Task details = Repeat, line for line, the entries printed below.

* BEGIN *

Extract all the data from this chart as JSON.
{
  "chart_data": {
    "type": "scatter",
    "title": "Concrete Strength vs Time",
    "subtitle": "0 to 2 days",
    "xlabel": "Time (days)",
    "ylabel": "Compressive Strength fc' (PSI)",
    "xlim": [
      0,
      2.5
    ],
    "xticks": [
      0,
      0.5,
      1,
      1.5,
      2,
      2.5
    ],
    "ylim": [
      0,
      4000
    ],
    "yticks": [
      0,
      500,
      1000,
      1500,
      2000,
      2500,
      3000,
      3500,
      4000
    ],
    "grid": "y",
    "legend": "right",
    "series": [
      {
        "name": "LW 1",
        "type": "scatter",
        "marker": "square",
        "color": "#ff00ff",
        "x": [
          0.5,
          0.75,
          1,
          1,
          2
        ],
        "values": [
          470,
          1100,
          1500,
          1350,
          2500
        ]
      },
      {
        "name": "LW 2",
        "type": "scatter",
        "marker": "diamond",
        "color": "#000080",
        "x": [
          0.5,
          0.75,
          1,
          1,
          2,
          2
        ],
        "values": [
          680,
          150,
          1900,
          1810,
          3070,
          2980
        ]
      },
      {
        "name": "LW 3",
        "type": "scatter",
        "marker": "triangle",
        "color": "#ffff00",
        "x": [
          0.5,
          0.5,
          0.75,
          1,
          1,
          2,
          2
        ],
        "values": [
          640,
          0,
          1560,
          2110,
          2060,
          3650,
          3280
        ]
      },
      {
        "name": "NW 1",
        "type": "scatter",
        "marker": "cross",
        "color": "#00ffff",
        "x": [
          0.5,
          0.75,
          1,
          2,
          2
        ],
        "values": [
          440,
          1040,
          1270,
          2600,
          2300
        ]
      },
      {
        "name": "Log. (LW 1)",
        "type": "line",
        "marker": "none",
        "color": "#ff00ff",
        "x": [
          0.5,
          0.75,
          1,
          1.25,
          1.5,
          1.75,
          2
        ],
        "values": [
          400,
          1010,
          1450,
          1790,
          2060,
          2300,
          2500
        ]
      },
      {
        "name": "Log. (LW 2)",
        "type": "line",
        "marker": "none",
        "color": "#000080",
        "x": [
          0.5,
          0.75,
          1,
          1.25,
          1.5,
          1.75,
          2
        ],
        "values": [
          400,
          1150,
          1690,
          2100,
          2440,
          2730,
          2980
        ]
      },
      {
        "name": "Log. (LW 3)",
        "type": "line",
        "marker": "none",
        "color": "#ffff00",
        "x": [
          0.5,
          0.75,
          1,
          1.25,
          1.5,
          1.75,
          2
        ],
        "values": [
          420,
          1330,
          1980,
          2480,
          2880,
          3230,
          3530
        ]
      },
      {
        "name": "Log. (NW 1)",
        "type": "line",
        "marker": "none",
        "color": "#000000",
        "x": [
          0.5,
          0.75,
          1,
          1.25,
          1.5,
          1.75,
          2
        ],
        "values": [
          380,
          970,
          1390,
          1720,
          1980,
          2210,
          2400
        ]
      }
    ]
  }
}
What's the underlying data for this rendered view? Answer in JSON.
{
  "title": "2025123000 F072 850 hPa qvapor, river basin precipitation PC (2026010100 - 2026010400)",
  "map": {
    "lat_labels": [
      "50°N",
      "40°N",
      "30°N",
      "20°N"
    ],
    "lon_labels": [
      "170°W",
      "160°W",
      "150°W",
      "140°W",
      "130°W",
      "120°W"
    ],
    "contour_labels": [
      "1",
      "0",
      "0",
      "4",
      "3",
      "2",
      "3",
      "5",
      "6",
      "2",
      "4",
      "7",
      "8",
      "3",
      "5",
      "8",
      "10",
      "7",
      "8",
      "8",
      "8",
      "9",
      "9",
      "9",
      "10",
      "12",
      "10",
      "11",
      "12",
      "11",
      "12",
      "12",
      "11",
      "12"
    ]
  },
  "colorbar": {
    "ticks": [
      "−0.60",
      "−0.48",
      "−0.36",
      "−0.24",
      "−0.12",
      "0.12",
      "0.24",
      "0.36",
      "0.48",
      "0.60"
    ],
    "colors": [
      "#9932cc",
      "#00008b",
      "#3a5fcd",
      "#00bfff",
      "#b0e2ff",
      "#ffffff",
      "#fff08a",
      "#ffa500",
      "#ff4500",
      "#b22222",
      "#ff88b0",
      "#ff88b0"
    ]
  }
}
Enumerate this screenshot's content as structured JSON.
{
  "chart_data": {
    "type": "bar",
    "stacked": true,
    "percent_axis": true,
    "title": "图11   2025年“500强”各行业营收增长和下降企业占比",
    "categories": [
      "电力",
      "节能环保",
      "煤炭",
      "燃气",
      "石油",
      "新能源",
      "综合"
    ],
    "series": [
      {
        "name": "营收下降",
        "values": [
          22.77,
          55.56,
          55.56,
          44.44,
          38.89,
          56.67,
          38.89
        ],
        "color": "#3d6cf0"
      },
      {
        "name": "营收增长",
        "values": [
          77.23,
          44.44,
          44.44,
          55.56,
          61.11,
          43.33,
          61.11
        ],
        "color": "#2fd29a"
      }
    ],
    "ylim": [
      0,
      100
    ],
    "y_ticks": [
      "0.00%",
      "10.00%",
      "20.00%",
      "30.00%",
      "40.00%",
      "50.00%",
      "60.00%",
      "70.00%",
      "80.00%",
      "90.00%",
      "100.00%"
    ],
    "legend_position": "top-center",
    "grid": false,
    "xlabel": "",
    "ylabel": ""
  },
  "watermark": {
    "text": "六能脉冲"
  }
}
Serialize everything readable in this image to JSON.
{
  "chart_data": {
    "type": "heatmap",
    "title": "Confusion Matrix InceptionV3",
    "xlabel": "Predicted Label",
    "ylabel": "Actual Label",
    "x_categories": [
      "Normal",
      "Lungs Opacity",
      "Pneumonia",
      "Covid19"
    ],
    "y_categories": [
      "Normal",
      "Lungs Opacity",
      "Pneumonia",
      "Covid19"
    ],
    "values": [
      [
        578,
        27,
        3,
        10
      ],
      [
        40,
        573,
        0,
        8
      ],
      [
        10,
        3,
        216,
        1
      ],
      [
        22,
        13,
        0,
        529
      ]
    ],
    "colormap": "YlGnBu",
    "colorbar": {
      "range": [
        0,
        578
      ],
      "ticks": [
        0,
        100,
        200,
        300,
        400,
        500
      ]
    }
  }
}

* END *

Result for this exercise =
Extract all the data from this chart as JSON.
{
  "chart_data": {
    "type": "scatter",
    "title": "Concrete Strength vs Time",
    "subtitle": "0 to 2 days",
    "xlabel": "Time (days)",
    "ylabel": "Compressive Strength fc' (PSI)",
    "xlim": [
      0,
      2.5
    ],
    "xticks": [
      0,
      0.5,
      1,
      1.5,
      2,
      2.5
    ],
    "ylim": [
      0,
      4000
    ],
    "yticks": [
      0,
      500,
      1000,
      1500,
      2000,
      2500,
      3000,
      3500,
      4000
    ],
    "grid": "y",
    "legend": "right",
    "series": [
      {
        "name": "LW 1",
        "type": "scatter",
        "marker": "square",
        "color": "#ff00ff",
        "x": [
          0.5,
          0.75,
          1,
          1,
          2
        ],
        "values": [
          470,
          1100,
          1500,
          1350,
          2500
        ]
      },
      {
        "name": "LW 2",
        "type": "scatter",
        "marker": "diamond",
        "color": "#000080",
        "x": [
          0.5,
          0.75,
          1,
          1,
          2,
          2
        ],
        "values": [
          680,
          150,
          1900,
          1810,
          3070,
          2980
        ]
      },
      {
        "name": "LW 3",
        "type": "scatter",
        "marker": "triangle",
        "color": "#ffff00",
        "x": [
          0.5,
          0.5,
          0.75,
          1,
          1,
          2,
          2
        ],
        "values": [
          640,
          0,
          1560,
          2110,
          2060,
          3650,
          3280
        ]
      },
      {
        "name": "NW 1",
        "type": "scatter",
        "marker": "cross",
        "color": "#00ffff",
        "x": [
          0.5,
          0.75,
          1,
          2,
          2
        ],
        "values": [
          440,
          1040,
          1270,
          2600,
          2300
        ]
      },
      {
        "name": "Log. (LW 1)",
        "type": "line",
        "marker": "none",
        "color": "#ff00ff",
        "x": [
          0.5,
          0.75,
          1,
          1.25,
          1.5,
          1.75,
          2
        ],
        "values": [
          400,
          1010,
          1450,
          1790,
          2060,
          2300,
          2500
        ]
      },
      {
        "name": "Log. (LW 2)",
        "type": "line",
        "marker": "none",
        "color": "#000080",
        "x": [
          0.5,
          0.75,
          1,
          1.25,
          1.5,
          1.75,
          2
        ],
        "values": [
          400,
          1150,
          1690,
          2100,
          2440,
          2730,
          2980
        ]
      },
      {
        "name": "Log. (LW 3)",
        "type": "line",
        "marker": "none",
        "color": "#ffff00",
        "x": [
          0.5,
          0.75,
          1,
          1.25,
          1.5,
          1.75,
          2
        ],
        "values": [
          420,
          1330,
          1980,
          2480,
          2880,
          3230,
          3530
        ]
      },
      {
        "name": "Log. (NW 1)",
        "type": "line",
        "marker": "none",
        "color": "#000000",
        "x": [
          0.5,
          0.75,
          1,
          1.25,
          1.5,
          1.75,
          2
        ],
        "values": [
          380,
          970,
          1390,
          1720,
          1980,
          2210,
          2400
        ]
      }
    ]
  }
}
What's the underlying data for this rendered view? Answer in JSON.
{
  "title": "2025123000 F072 850 hPa qvapor, river basin precipitation PC (2026010100 - 2026010400)",
  "map": {
    "lat_labels": [
      "50°N",
      "40°N",
      "30°N",
      "20°N"
    ],
    "lon_labels": [
      "170°W",
      "160°W",
      "150°W",
      "140°W",
      "130°W",
      "120°W"
    ],
    "contour_labels": [
      "1",
      "0",
      "0",
      "4",
      "3",
      "2",
      "3",
      "5",
      "6",
      "2",
      "4",
      "7",
      "8",
      "3",
      "5",
      "8",
      "10",
      "7",
      "8",
      "8",
      "8",
      "9",
      "9",
      "9",
      "10",
      "12",
      "10",
      "11",
      "12",
      "11",
      "12",
      "12",
      "11",
      "12"
    ]
  },
  "colorbar": {
    "ticks": [
      "−0.60",
      "−0.48",
      "−0.36",
      "−0.24",
      "−0.12",
      "0.12",
      "0.24",
      "0.36",
      "0.48",
      "0.60"
    ],
    "colors": [
      "#9932cc",
      "#00008b",
      "#3a5fcd",
      "#00bfff",
      "#b0e2ff",
      "#ffffff",
      "#fff08a",
      "#ffa500",
      "#ff4500",
      "#b22222",
      "#ff88b0",
      "#ff88b0"
    ]
  }
}
Enumerate this screenshot's content as structured JSON.
{
  "chart_data": {
    "type": "bar",
    "stacked": true,
    "percent_axis": true,
    "title": "图11   2025年“500强”各行业营收增长和下降企业占比",
    "categories": [
      "电力",
      "节能环保",
      "煤炭",
      "燃气",
      "石油",
      "新能源",
      "综合"
    ],
    "series": [
      {
        "name": "营收下降",
        "values": [
          22.77,
          55.56,
          55.56,
          44.44,
          38.89,
          56.67,
          38.89
        ],
        "color": "#3d6cf0"
      },
      {
        "name": "营收增长",
        "values": [
          77.23,
          44.44,
          44.44,
          55.56,
          61.11,
          43.33,
          61.11
        ],
        "color": "#2fd29a"
      }
    ],
    "ylim": [
      0,
      100
    ],
    "y_ticks": [
      "0.00%",
      "10.00%",
      "20.00%",
      "30.00%",
      "40.00%",
      "50.00%",
      "60.00%",
      "70.00%",
      "80.00%",
      "90.00%",
      "100.00%"
    ],
    "legend_position": "top-center",
    "grid": false,
    "xlabel": "",
    "ylabel": ""
  },
  "watermark": {
    "text": "六能脉冲"
  }
}
Serialize everything readable in this image to JSON.
{
  "chart_data": {
    "type": "heatmap",
    "title": "Confusion Matrix InceptionV3",
    "xlabel": "Predicted Label",
    "ylabel": "Actual Label",
    "x_categories": [
      "Normal",
      "Lungs Opacity",
      "Pneumonia",
      "Covid19"
    ],
    "y_categories": [
      "Normal",
      "Lungs Opacity",
      "Pneumonia",
      "Covid19"
    ],
    "values": [
      [
        578,
        27,
        3,
        10
      ],
      [
        40,
        573,
        0,
        8
      ],
      [
        10,
        3,
        216,
        1
      ],
      [
        22,
        13,
        0,
        529
      ]
    ],
    "colormap": "YlGnBu",
    "colorbar": {
      "range": [
        0,
        578
      ],
      "ticks": [
        0,
        100,
        200,
        300,
        400,
        500
      ]
    }
  }
}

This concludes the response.